Data for processing =
####

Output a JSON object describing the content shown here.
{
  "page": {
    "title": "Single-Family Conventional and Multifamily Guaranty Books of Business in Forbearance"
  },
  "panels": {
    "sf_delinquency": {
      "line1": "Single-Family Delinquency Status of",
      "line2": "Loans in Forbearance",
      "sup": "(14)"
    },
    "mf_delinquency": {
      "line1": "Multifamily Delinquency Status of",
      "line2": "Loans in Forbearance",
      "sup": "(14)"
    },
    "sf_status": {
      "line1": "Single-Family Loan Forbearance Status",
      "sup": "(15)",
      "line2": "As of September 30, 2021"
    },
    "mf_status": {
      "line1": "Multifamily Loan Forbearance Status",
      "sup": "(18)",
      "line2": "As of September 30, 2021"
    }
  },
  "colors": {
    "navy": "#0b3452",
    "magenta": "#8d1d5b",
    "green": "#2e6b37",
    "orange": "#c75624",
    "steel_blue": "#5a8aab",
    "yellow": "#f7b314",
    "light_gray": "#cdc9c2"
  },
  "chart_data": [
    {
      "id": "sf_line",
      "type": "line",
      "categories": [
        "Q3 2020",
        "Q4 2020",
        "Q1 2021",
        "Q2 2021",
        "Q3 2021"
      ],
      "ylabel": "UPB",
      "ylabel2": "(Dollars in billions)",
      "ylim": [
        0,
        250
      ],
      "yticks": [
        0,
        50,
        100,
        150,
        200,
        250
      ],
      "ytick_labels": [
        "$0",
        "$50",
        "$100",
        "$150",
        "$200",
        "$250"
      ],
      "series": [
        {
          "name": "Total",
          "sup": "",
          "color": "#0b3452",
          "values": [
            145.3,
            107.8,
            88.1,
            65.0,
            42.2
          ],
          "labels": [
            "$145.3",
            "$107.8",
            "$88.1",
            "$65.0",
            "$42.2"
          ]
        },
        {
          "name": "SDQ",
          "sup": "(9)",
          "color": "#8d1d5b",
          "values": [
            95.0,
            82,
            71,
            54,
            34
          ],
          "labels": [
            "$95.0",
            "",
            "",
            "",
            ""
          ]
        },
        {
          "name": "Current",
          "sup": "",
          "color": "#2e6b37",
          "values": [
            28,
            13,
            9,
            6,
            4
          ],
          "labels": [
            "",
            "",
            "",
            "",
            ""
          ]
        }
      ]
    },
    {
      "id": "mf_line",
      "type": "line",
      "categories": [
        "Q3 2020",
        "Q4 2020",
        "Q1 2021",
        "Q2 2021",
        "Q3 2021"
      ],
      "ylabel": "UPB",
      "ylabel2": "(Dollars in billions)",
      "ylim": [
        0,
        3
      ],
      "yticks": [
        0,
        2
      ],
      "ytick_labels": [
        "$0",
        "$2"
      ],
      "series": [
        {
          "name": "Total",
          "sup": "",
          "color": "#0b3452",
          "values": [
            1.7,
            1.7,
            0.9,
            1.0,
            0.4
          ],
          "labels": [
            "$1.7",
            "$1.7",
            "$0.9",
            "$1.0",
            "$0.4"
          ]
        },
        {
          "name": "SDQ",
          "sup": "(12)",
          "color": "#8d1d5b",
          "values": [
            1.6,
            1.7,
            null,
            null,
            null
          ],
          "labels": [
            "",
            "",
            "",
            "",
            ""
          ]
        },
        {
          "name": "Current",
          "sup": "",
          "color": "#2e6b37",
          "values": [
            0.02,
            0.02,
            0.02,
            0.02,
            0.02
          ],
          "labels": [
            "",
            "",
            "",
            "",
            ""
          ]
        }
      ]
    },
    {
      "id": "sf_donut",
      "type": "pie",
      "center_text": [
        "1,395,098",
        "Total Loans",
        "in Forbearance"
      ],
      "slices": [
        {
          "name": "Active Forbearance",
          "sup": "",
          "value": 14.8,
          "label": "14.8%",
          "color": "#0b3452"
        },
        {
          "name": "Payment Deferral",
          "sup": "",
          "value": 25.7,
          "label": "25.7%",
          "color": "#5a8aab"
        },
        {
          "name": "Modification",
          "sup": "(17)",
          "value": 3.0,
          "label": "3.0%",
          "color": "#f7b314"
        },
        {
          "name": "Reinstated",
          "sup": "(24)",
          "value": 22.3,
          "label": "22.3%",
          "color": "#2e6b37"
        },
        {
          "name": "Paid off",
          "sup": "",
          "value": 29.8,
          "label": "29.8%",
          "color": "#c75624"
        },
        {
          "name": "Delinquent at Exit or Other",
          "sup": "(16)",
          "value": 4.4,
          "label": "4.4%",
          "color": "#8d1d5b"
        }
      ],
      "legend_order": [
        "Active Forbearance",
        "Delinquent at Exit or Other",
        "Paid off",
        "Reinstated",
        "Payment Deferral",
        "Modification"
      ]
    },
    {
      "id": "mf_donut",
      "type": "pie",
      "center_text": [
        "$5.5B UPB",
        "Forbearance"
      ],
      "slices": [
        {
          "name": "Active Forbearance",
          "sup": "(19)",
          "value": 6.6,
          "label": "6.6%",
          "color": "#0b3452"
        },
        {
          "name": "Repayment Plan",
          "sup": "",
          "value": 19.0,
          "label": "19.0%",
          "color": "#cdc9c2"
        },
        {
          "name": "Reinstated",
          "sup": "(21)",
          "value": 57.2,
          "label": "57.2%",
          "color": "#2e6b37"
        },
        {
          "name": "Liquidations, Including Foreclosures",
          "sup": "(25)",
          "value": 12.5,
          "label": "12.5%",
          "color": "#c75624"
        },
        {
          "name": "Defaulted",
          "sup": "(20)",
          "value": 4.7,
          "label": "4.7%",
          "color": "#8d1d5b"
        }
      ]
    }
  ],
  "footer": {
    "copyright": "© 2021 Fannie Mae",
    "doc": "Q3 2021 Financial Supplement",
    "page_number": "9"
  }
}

####

Problem requirements = Repeat the records above in full, character for character.

Task result =
Output a JSON object describing the content shown here.
{
  "page": {
    "title": "Single-Family Conventional and Multifamily Guaranty Books of Business in Forbearance"
  },
  "panels": {
    "sf_delinquency": {
      "line1": "Single-Family Delinquency Status of",
      "line2": "Loans in Forbearance",
      "sup": "(14)"
    },
    "mf_delinquency": {
      "line1": "Multifamily Delinquency Status of",
      "line2": "Loans in Forbearance",
      "sup": "(14)"
    },
    "sf_status": {
      "line1": "Single-Family Loan Forbearance Status",
      "sup": "(15)",
      "line2": "As of September 30, 2021"
    },
    "mf_status": {
      "line1": "Multifamily Loan Forbearance Status",
      "sup": "(18)",
      "line2": "As of September 30, 2021"
    }
  },
  "colors": {
    "navy": "#0b3452",
    "magenta": "#8d1d5b",
    "green": "#2e6b37",
    "orange": "#c75624",
    "steel_blue": "#5a8aab",
    "yellow": "#f7b314",
    "light_gray": "#cdc9c2"
  },
  "chart_data": [
    {
      "id": "sf_line",
      "type": "line",
      "categories": [
        "Q3 2020",
        "Q4 2020",
        "Q1 2021",
        "Q2 2021",
        "Q3 2021"
      ],
      "ylabel": "UPB",
      "ylabel2": "(Dollars in billions)",
      "ylim": [
        0,
        250
      ],
      "yticks": [
        0,
        50,
        100,
        150,
        200,
        250
      ],
      "ytick_labels": [
        "$0",
        "$50",
        "$100",
        "$150",
        "$200",
        "$250"
      ],
      "series": [
        {
          "name": "Total",
          "sup": "",
          "color": "#0b3452",
          "values": [
            145.3,
            107.8,
            88.1,
            65.0,
            42.2
          ],
          "labels": [
            "$145.3",
            "$107.8",
            "$88.1",
            "$65.0",
            "$42.2"
          ]
        },
        {
          "name": "SDQ",
          "sup": "(9)",
          "color": "#8d1d5b",
          "values": [
            95.0,
            82,
            71,
            54,
            34
          ],
          "labels": [
            "$95.0",
            "",
            "",
            "",
            ""
          ]
        },
        {
          "name": "Current",
          "sup": "",
          "color": "#2e6b37",
          "values": [
            28,
            13,
            9,
            6,
            4
          ],
          "labels": [
            "",
            "",
            "",
            "",
            ""
          ]
        }
      ]
    },
    {
      "id": "mf_line",
      "type": "line",
      "categories": [
        "Q3 2020",
        "Q4 2020",
        "Q1 2021",
        "Q2 2021",
        "Q3 2021"
      ],
      "ylabel": "UPB",
      "ylabel2": "(Dollars in billions)",
      "ylim": [
        0,
        3
      ],
      "yticks": [
        0,
        2
      ],
      "ytick_labels": [
        "$0",
        "$2"
      ],
      "series": [
        {
          "name": "Total",
          "sup": "",
          "color": "#0b3452",
          "values": [
            1.7,
            1.7,
            0.9,
            1.0,
            0.4
          ],
          "labels": [
            "$1.7",
            "$1.7",
            "$0.9",
            "$1.0",
            "$0.4"
          ]
        },
        {
          "name": "SDQ",
          "sup": "(12)",
          "color": "#8d1d5b",
          "values": [
            1.6,
            1.7,
            null,
            null,
            null
          ],
          "labels": [
            "",
            "",
            "",
            "",
            ""
          ]
        },
        {
          "name": "Current",
          "sup": "",
          "color": "#2e6b37",
          "values": [
            0.02,
            0.02,
            0.02,
            0.02,
            0.02
          ],
          "labels": [
            "",
            "",
            "",
            "",
            ""
          ]
        }
      ]
    },
    {
      "id": "sf_donut",
      "type": "pie",
      "center_text": [
        "1,395,098",
        "Total Loans",
        "in Forbearance"
      ],
      "slices": [
        {
          "name": "Active Forbearance",
          "sup": "",
          "value": 14.8,
          "label": "14.8%",
          "color": "#0b3452"
        },
        {
          "name": "Payment Deferral",
          "sup": "",
          "value": 25.7,
          "label": "25.7%",
          "color": "#5a8aab"
        },
        {
          "name": "Modification",
          "sup": "(17)",
          "value": 3.0,
          "label": "3.0%",
          "color": "#f7b314"
        },
        {
          "name": "Reinstated",
          "sup": "(24)",
          "value": 22.3,
          "label": "22.3%",
          "color": "#2e6b37"
        },
        {
          "name": "Paid off",
          "sup": "",
          "value": 29.8,
          "label": "29.8%",
          "color": "#c75624"
        },
        {
          "name": "Delinquent at Exit or Other",
          "sup": "(16)",
          "value": 4.4,
          "label": "4.4%",
          "color": "#8d1d5b"
        }
      ],
      "legend_order": [
        "Active Forbearance",
        "Delinquent at Exit or Other",
        "Paid off",
        "Reinstated",
        "Payment Deferral",
        "Modification"
      ]
    },
    {
      "id": "mf_donut",
      "type": "pie",
      "center_text": [
        "$5.5B UPB",
        "Forbearance"
      ],
      "slices": [
        {
          "name": "Active Forbearance",
          "sup": "(19)",
          "value": 6.6,
          "label": "6.6%",
          "color": "#0b3452"
        },
        {
          "name": "Repayment Plan",
          "sup": "",
          "value": 19.0,
          "label": "19.0%",
          "color": "#cdc9c2"
        },
        {
          "name": "Reinstated",
          "sup": "(21)",
          "value": 57.2,
          "label": "57.2%",
          "color": "#2e6b37"
        },
        {
          "name": "Liquidations, Including Foreclosures",
          "sup": "(25)",
          "value": 12.5,
          "label": "12.5%",
          "color": "#c75624"
        },
        {
          "name": "Defaulted",
          "sup": "(20)",
          "value": 4.7,
          "label": "4.7%",
          "color": "#8d1d5b"
        }
      ]
    }
  ],
  "footer": {
    "copyright": "© 2021 Fannie Mae",
    "doc": "Q3 2021 Financial Supplement",
    "page_number": "9"
  }
}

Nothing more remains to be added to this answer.